*** Entries shown ***

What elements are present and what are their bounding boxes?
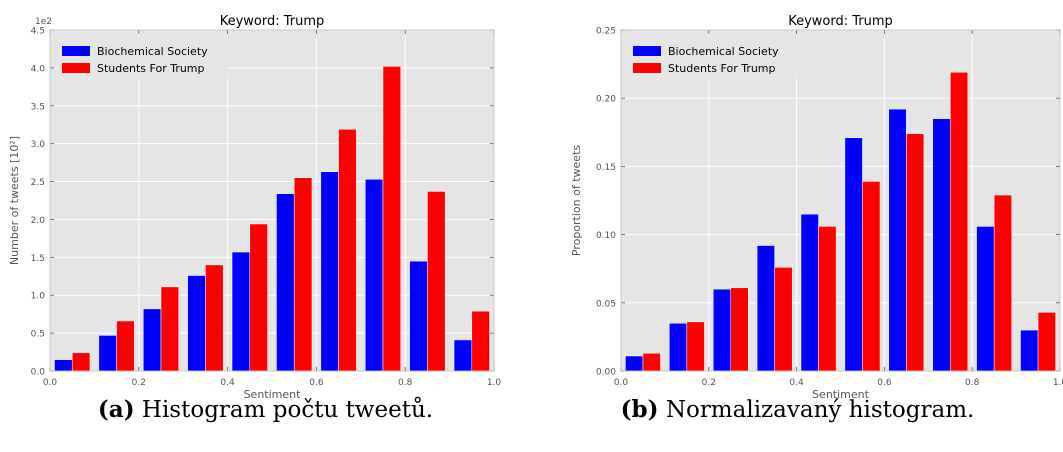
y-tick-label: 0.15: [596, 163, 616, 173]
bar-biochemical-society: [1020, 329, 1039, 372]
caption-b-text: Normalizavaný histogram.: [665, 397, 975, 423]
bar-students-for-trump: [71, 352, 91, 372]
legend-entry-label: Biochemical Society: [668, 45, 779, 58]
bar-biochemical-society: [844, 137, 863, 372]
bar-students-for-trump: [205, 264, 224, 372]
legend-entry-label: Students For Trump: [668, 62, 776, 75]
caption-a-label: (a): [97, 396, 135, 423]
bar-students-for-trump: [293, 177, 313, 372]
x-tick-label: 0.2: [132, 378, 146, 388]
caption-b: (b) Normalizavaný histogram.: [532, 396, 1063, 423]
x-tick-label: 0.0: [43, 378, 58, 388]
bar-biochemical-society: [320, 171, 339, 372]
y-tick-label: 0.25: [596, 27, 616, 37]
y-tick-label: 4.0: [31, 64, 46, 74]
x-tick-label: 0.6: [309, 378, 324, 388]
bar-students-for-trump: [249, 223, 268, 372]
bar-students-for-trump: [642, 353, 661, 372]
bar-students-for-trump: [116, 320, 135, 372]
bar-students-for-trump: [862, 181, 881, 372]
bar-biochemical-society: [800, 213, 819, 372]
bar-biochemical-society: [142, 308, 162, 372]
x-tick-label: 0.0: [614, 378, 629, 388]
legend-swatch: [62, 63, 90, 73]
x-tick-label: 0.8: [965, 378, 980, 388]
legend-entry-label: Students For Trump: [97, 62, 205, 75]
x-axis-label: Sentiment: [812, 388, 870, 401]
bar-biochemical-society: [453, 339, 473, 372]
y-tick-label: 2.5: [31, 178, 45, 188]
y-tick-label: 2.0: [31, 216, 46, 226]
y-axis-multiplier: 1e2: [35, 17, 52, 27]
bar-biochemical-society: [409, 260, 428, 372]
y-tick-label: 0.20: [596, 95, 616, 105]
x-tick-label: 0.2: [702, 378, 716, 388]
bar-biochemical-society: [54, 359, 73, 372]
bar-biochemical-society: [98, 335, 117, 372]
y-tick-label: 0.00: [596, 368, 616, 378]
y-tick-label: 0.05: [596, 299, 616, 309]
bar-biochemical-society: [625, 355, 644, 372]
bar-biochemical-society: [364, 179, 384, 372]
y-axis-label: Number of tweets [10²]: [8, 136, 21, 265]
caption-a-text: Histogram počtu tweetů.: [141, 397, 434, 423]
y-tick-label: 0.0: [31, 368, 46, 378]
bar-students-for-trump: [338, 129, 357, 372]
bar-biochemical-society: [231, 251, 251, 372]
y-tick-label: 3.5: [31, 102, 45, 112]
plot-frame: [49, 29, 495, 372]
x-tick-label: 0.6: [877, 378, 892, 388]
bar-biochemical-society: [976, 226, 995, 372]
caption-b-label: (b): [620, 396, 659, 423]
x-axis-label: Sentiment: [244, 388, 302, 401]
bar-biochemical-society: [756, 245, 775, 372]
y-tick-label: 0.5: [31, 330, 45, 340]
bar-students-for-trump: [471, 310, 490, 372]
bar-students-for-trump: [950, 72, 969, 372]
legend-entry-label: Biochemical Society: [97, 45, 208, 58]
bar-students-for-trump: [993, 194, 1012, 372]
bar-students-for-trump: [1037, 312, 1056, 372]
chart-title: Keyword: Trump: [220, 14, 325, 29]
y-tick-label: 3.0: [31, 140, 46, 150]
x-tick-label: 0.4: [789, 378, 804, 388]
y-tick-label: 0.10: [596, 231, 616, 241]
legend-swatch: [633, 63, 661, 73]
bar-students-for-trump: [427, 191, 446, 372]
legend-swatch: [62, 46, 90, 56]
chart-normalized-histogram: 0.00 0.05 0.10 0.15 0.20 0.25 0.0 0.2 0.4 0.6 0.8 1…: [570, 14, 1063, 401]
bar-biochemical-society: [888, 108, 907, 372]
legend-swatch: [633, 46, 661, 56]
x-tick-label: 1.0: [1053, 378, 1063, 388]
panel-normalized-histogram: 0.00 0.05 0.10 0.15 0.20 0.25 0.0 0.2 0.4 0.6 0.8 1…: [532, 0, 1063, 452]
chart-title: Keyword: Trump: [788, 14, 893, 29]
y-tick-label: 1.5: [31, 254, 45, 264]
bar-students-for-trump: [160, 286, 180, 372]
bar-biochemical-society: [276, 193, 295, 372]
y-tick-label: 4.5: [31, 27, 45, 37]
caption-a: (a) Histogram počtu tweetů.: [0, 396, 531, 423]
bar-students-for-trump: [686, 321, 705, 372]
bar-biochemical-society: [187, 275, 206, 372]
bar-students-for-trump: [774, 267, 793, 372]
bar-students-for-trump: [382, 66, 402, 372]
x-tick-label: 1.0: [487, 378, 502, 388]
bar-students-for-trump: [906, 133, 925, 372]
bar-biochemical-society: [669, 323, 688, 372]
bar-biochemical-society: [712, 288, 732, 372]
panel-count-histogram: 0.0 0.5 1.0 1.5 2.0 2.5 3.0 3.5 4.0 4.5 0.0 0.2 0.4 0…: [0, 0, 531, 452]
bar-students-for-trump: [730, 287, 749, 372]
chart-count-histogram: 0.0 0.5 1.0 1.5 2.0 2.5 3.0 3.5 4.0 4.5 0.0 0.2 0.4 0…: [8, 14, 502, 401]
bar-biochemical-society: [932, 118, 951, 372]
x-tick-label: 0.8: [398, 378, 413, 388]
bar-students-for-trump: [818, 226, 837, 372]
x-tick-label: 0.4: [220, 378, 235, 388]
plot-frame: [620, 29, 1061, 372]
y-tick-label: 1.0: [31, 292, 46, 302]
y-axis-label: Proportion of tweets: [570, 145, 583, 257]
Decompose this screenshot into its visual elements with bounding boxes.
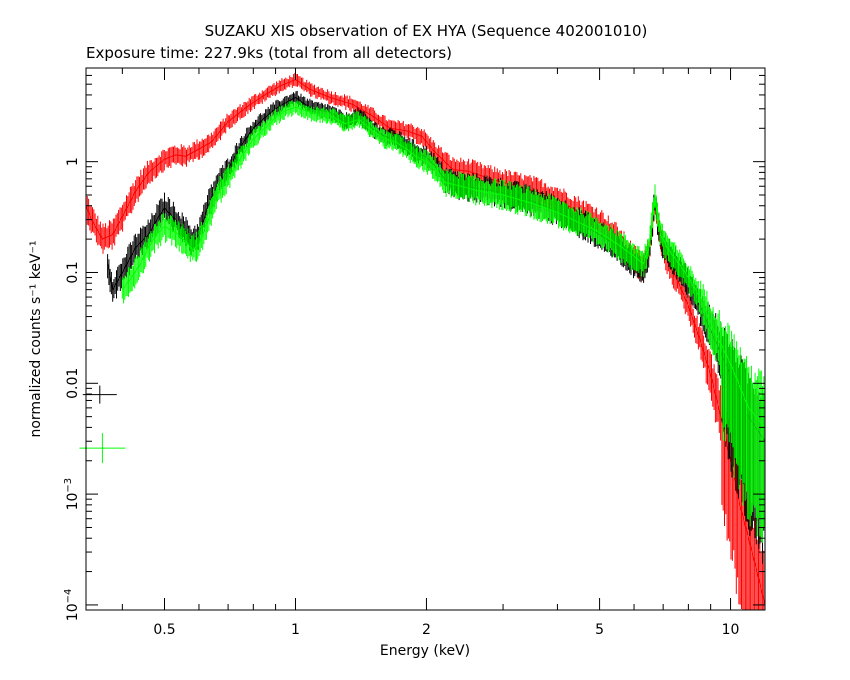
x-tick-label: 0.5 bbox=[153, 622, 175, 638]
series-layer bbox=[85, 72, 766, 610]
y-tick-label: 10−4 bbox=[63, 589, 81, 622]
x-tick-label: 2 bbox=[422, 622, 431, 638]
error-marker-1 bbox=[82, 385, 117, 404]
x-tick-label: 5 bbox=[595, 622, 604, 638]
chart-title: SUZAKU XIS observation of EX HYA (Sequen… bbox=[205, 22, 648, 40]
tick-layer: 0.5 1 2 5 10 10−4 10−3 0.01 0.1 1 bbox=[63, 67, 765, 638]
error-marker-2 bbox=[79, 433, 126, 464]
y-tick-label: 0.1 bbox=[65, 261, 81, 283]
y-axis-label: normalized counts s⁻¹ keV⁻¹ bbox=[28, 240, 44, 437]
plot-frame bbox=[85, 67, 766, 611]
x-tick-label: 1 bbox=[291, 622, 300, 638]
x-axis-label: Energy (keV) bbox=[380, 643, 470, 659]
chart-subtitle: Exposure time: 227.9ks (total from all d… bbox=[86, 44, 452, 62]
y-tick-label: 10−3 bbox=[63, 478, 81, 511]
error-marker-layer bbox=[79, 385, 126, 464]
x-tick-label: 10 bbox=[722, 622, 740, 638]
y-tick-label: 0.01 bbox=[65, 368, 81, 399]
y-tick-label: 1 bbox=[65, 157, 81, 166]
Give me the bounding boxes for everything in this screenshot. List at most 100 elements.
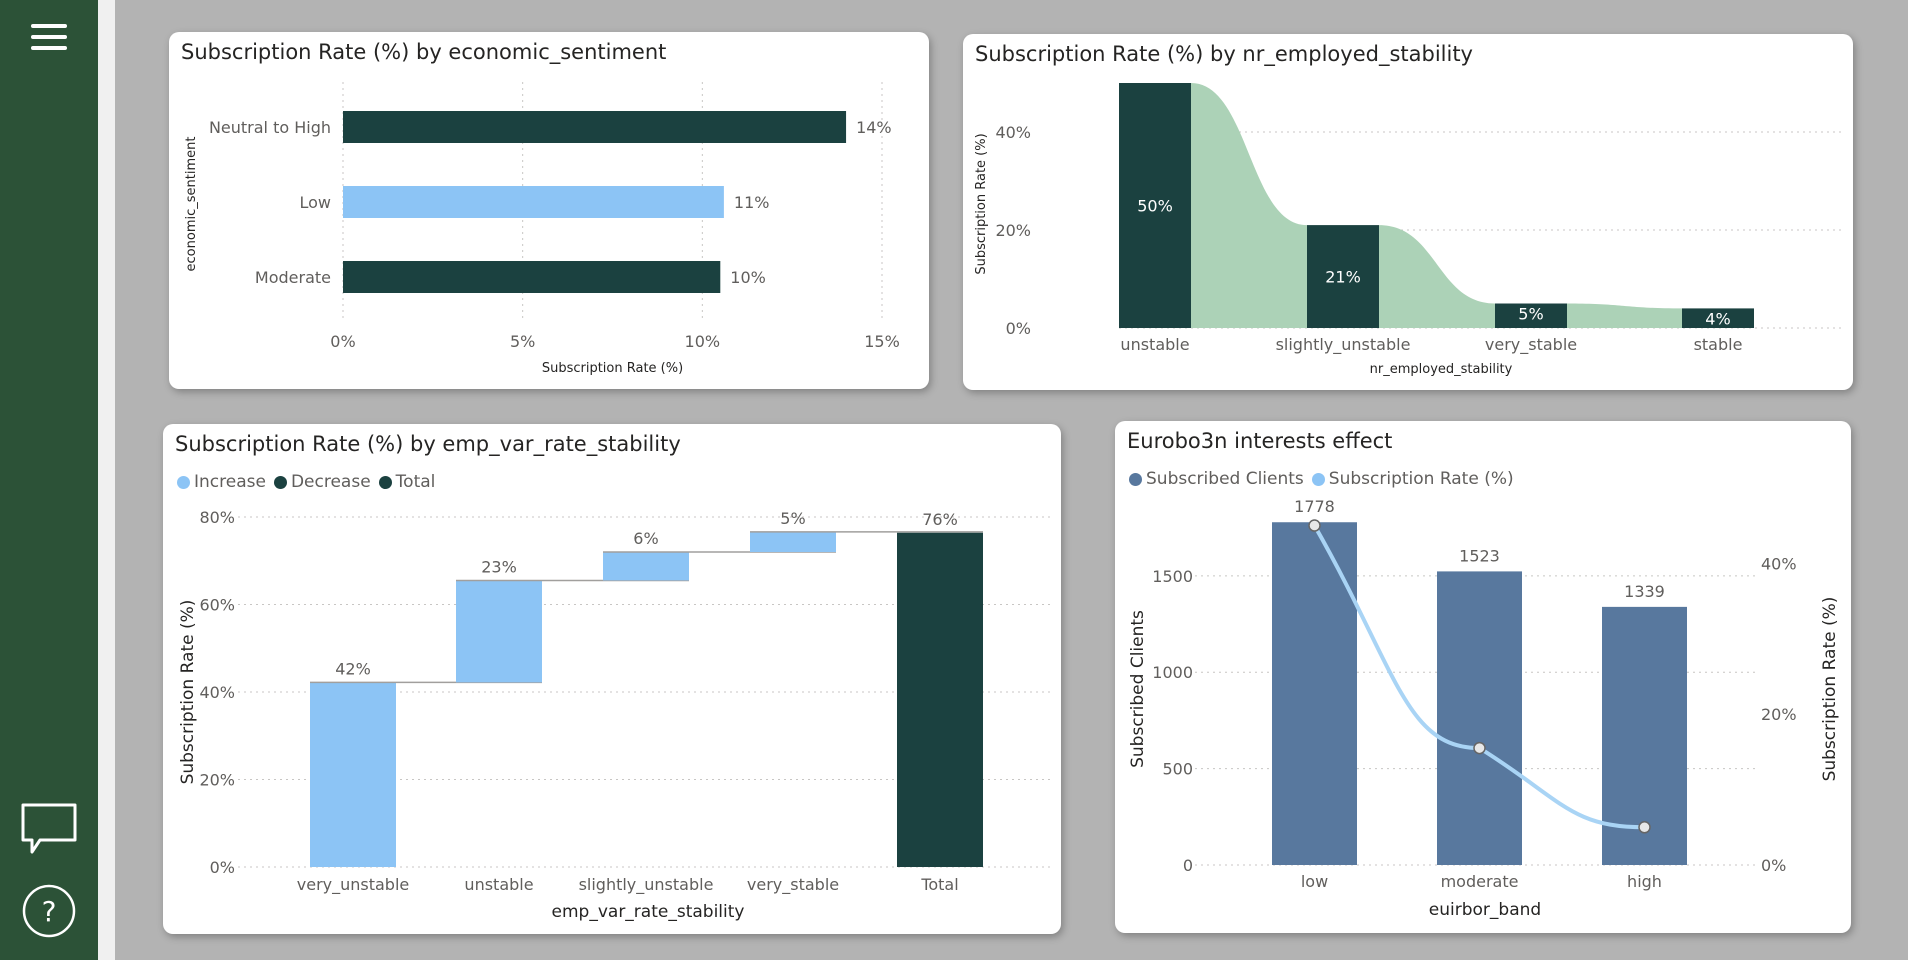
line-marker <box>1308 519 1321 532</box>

***

## Task description
List every line of the data that contains the string "entry", matching upper and lower case exactly.

## Reply to the task
legend-entry-label: Biochemical Society: [668, 45, 779, 58]
legend-entry-label: Students For Trump: [668, 62, 776, 75]
legend-entry-label: Students For Trump: [97, 62, 205, 75]
legend-entry-label: Biochemical Society: [97, 45, 208, 58]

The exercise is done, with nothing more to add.